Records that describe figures
● ● ● ●
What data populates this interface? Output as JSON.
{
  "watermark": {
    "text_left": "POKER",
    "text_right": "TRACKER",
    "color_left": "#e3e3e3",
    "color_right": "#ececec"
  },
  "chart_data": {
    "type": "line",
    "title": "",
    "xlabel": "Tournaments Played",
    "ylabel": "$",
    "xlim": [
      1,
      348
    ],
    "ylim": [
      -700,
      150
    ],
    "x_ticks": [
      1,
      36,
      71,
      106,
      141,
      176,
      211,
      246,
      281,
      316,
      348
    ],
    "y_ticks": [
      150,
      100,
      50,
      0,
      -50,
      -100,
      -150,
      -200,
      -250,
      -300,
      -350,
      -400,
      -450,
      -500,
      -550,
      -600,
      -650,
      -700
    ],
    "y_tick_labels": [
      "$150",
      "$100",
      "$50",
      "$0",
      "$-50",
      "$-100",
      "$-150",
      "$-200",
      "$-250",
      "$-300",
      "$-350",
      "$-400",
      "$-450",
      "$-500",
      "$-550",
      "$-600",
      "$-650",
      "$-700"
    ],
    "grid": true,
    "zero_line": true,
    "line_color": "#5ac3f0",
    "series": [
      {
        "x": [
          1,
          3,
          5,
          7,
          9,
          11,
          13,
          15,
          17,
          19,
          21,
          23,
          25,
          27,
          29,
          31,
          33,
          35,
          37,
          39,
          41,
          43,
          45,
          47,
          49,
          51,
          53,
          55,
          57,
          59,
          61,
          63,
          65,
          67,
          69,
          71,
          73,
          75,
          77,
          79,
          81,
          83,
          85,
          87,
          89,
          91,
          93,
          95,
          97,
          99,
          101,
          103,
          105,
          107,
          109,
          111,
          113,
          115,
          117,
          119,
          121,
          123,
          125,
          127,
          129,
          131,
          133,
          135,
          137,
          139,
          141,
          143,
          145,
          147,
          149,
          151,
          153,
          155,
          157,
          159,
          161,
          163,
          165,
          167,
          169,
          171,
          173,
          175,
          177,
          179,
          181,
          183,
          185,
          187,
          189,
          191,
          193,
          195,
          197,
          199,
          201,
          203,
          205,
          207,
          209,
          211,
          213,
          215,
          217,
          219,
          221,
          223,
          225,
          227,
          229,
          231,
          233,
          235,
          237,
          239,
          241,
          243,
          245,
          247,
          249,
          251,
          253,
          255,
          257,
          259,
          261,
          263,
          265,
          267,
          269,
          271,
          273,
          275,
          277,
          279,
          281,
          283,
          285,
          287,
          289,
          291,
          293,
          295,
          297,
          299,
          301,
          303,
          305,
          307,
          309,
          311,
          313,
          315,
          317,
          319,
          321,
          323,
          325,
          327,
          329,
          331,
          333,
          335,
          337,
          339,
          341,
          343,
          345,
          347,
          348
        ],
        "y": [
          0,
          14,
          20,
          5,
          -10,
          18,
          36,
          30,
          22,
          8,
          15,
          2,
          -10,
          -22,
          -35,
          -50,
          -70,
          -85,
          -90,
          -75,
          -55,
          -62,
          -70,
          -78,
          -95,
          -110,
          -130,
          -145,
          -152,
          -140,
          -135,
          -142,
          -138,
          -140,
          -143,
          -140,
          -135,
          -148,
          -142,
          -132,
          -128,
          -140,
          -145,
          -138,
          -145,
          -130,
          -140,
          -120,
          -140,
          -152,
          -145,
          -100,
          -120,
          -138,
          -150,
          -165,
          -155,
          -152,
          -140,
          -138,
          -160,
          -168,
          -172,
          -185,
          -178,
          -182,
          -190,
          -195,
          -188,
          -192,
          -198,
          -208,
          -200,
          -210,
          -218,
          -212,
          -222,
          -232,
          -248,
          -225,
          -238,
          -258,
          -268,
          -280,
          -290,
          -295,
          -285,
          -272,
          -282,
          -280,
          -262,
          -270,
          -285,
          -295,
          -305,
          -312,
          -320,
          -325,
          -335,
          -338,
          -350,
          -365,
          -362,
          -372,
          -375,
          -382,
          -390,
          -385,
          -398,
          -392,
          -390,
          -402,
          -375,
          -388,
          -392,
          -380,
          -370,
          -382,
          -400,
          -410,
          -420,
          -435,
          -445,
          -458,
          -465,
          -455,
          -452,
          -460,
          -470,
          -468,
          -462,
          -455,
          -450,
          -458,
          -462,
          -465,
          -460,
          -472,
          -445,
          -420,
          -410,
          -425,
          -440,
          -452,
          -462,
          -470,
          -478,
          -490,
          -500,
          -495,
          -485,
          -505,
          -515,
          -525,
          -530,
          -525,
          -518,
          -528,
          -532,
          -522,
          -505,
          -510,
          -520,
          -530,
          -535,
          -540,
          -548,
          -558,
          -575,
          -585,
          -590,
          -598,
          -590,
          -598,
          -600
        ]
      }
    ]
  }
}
● ● ● ●
### PROBLEM
Your task is to print all of the records exactly.

### RESPONSE TO THE EXERCISE
What data populates this interface? Output as JSON.
{
  "watermark": {
    "text_left": "POKER",
    "text_right": "TRACKER",
    "color_left": "#e3e3e3",
    "color_right": "#ececec"
  },
  "chart_data": {
    "type": "line",
    "title": "",
    "xlabel": "Tournaments Played",
    "ylabel": "$",
    "xlim": [
      1,
      348
    ],
    "ylim": [
      -700,
      150
    ],
    "x_ticks": [
      1,
      36,
      71,
      106,
      141,
      176,
      211,
      246,
      281,
      316,
      348
    ],
    "y_ticks": [
      150,
      100,
      50,
      0,
      -50,
      -100,
      -150,
      -200,
      -250,
      -300,
      -350,
      -400,
      -450,
      -500,
      -550,
      -600,
      -650,
      -700
    ],
    "y_tick_labels": [
      "$150",
      "$100",
      "$50",
      "$0",
      "$-50",
      "$-100",
      "$-150",
      "$-200",
      "$-250",
      "$-300",
      "$-350",
      "$-400",
      "$-450",
      "$-500",
      "$-550",
      "$-600",
      "$-650",
      "$-700"
    ],
    "grid": true,
    "zero_line": true,
    "line_color": "#5ac3f0",
    "series": [
      {
        "x": [
          1,
          3,
          5,
          7,
          9,
          11,
          13,
          15,
          17,
          19,
          21,
          23,
          25,
          27,
          29,
          31,
          33,
          35,
          37,
          39,
          41,
          43,
          45,
          47,
          49,
          51,
          53,
          55,
          57,
          59,
          61,
          63,
          65,
          67,
          69,
          71,
          73,
          75,
          77,
          79,
          81,
          83,
          85,
          87,
          89,
          91,
          93,
          95,
          97,
          99,
          101,
          103,
          105,
          107,
          109,
          111,
          113,
          115,
          117,
          119,
          121,
          123,
          125,
          127,
          129,
          131,
          133,
          135,
          137,
          139,
          141,
          143,
          145,
          147,
          149,
          151,
          153,
          155,
          157,
          159,
          161,
          163,
          165,
          167,
          169,
          171,
          173,
          175,
          177,
          179,
          181,
          183,
          185,
          187,
          189,
          191,
          193,
          195,
          197,
          199,
          201,
          203,
          205,
          207,
          209,
          211,
          213,
          215,
          217,
          219,
          221,
          223,
          225,
          227,
          229,
          231,
          233,
          235,
          237,
          239,
          241,
          243,
          245,
          247,
          249,
          251,
          253,
          255,
          257,
          259,
          261,
          263,
          265,
          267,
          269,
          271,
          273,
          275,
          277,
          279,
          281,
          283,
          285,
          287,
          289,
          291,
          293,
          295,
          297,
          299,
          301,
          303,
          305,
          307,
          309,
          311,
          313,
          315,
          317,
          319,
          321,
          323,
          325,
          327,
          329,
          331,
          333,
          335,
          337,
          339,
          341,
          343,
          345,
          347,
          348
        ],
        "y": [
          0,
          14,
          20,
          5,
          -10,
          18,
          36,
          30,
          22,
          8,
          15,
          2,
          -10,
          -22,
          -35,
          -50,
          -70,
          -85,
          -90,
          -75,
          -55,
          -62,
          -70,
          -78,
          -95,
          -110,
          -130,
          -145,
          -152,
          -140,
          -135,
          -142,
          -138,
          -140,
          -143,
          -140,
          -135,
          -148,
          -142,
          -132,
          -128,
          -140,
          -145,
          -138,
          -145,
          -130,
          -140,
          -120,
          -140,
          -152,
          -145,
          -100,
          -120,
          -138,
          -150,
          -165,
          -155,
          -152,
          -140,
          -138,
          -160,
          -168,
          -172,
          -185,
          -178,
          -182,
          -190,
          -195,
          -188,
          -192,
          -198,
          -208,
          -200,
          -210,
          -218,
          -212,
          -222,
          -232,
          -248,
          -225,
          -238,
          -258,
          -268,
          -280,
          -290,
          -295,
          -285,
          -272,
          -282,
          -280,
          -262,
          -270,
          -285,
          -295,
          -305,
          -312,
          -320,
          -325,
          -335,
          -338,
          -350,
          -365,
          -362,
          -372,
          -375,
          -382,
          -390,
          -385,
          -398,
          -392,
          -390,
          -402,
          -375,
          -388,
          -392,
          -380,
          -370,
          -382,
          -400,
          -410,
          -420,
          -435,
          -445,
          -458,
          -465,
          -455,
          -452,
          -460,
          -470,
          -468,
          -462,
          -455,
          -450,
          -458,
          -462,
          -465,
          -460,
          -472,
          -445,
          -420,
          -410,
          -425,
          -440,
          -452,
          -462,
          -470,
          -478,
          -490,
          -500,
          -495,
          -485,
          -505,
          -515,
          -525,
          -530,
          -525,
          -518,
          -528,
          -532,
          -522,
          -505,
          -510,
          -520,
          -530,
          -535,
          -540,
          -548,
          -558,
          -575,
          -585,
          -590,
          -598,
          -590,
          -598,
          -600
        ]
      }
    ]
  }
}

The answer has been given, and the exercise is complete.